▸ **The problem**: Within the records below, find each line that holds the string "Dying", then copy it.

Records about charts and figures
****

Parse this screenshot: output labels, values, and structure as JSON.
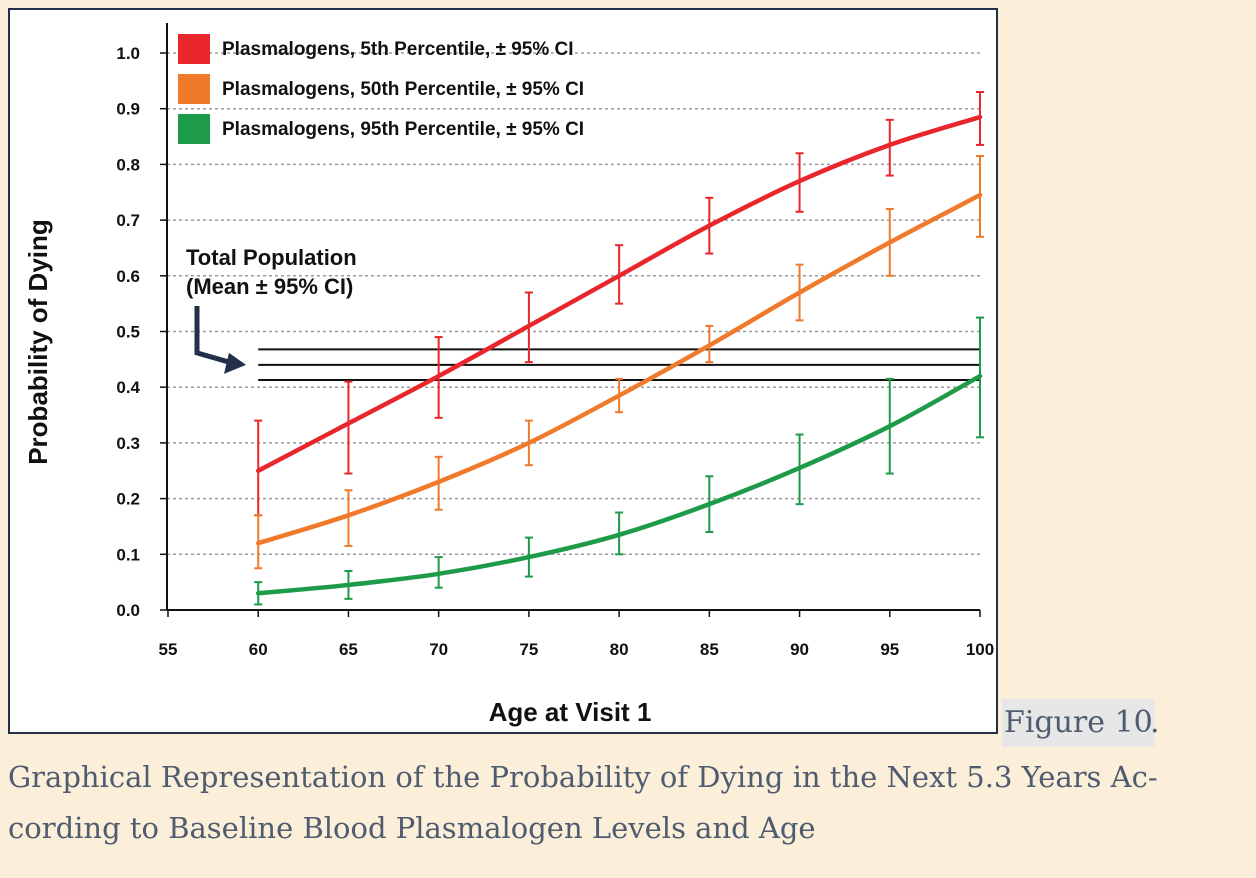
{
  "caption": {
    "label": "Figure 10",
    "label_suffix": ".",
    "text": "Graphical Representation of the Probability of Dying in the Next 5.3 Years Ac-cording to Baseline Blood Plasmalogen Levels and Age"
  },
  "chart_data": {
    "type": "line",
    "xlabel": "Age at Visit 1",
    "ylabel": "Probability of Dying",
    "xlim": [
      55,
      100
    ],
    "ylim": [
      0.0,
      1.0
    ],
    "x_ticks": [
      "55",
      "60",
      "65",
      "70",
      "75",
      "80",
      "85",
      "90",
      "95",
      "100"
    ],
    "y_ticks": [
      "0.0",
      "0.1",
      "0.2",
      "0.3",
      "0.4",
      "0.5",
      "0.6",
      "0.7",
      "0.8",
      "0.9",
      "1.0"
    ],
    "grid": "horizontal dotted",
    "legend_position": "top-left",
    "x": [
      60,
      65,
      70,
      75,
      80,
      85,
      90,
      95,
      100
    ],
    "series": [
      {
        "name": "Plasmalogens, 5th Percentile, ± 95% CI",
        "color": "#e8262b",
        "values": [
          0.25,
          0.335,
          0.42,
          0.51,
          0.6,
          0.69,
          0.77,
          0.835,
          0.885
        ],
        "ci_lower": [
          0.17,
          0.245,
          0.345,
          0.445,
          0.55,
          0.64,
          0.715,
          0.78,
          0.835
        ],
        "ci_upper": [
          0.34,
          0.41,
          0.49,
          0.57,
          0.655,
          0.74,
          0.82,
          0.88,
          0.93
        ]
      },
      {
        "name": "Plasmalogens, 50th Percentile, ± 95% CI",
        "color": "#f07a2c",
        "values": [
          0.12,
          0.17,
          0.23,
          0.3,
          0.385,
          0.475,
          0.57,
          0.66,
          0.745
        ],
        "ci_lower": [
          0.075,
          0.115,
          0.18,
          0.26,
          0.355,
          0.445,
          0.52,
          0.6,
          0.67
        ],
        "ci_upper": [
          0.17,
          0.215,
          0.275,
          0.34,
          0.415,
          0.51,
          0.62,
          0.72,
          0.815
        ]
      },
      {
        "name": "Plasmalogens, 95th Percentile, ± 95% CI",
        "color": "#1e9b48",
        "values": [
          0.03,
          0.045,
          0.065,
          0.095,
          0.135,
          0.19,
          0.255,
          0.33,
          0.42
        ],
        "ci_lower": [
          0.01,
          0.02,
          0.04,
          0.06,
          0.1,
          0.14,
          0.19,
          0.245,
          0.31
        ],
        "ci_upper": [
          0.05,
          0.07,
          0.095,
          0.13,
          0.175,
          0.24,
          0.315,
          0.415,
          0.525
        ]
      }
    ],
    "reference": {
      "label_line1": "Total Population",
      "label_line2": "(Mean ± 95% CI)",
      "x_range": [
        60,
        100
      ],
      "mean": 0.44,
      "ci_lower": 0.413,
      "ci_upper": 0.468,
      "color": "#111111"
    },
    "arrow_color": "#223049"
  }
}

****

▸ **Task answer**:
    "text": "Graphical Representation of the Probability of Dying in the Next 5.3 Years Ac-cording to Baseline Blood Plasmalogen Levels and Age"
    "ylabel": "Probability of Dying",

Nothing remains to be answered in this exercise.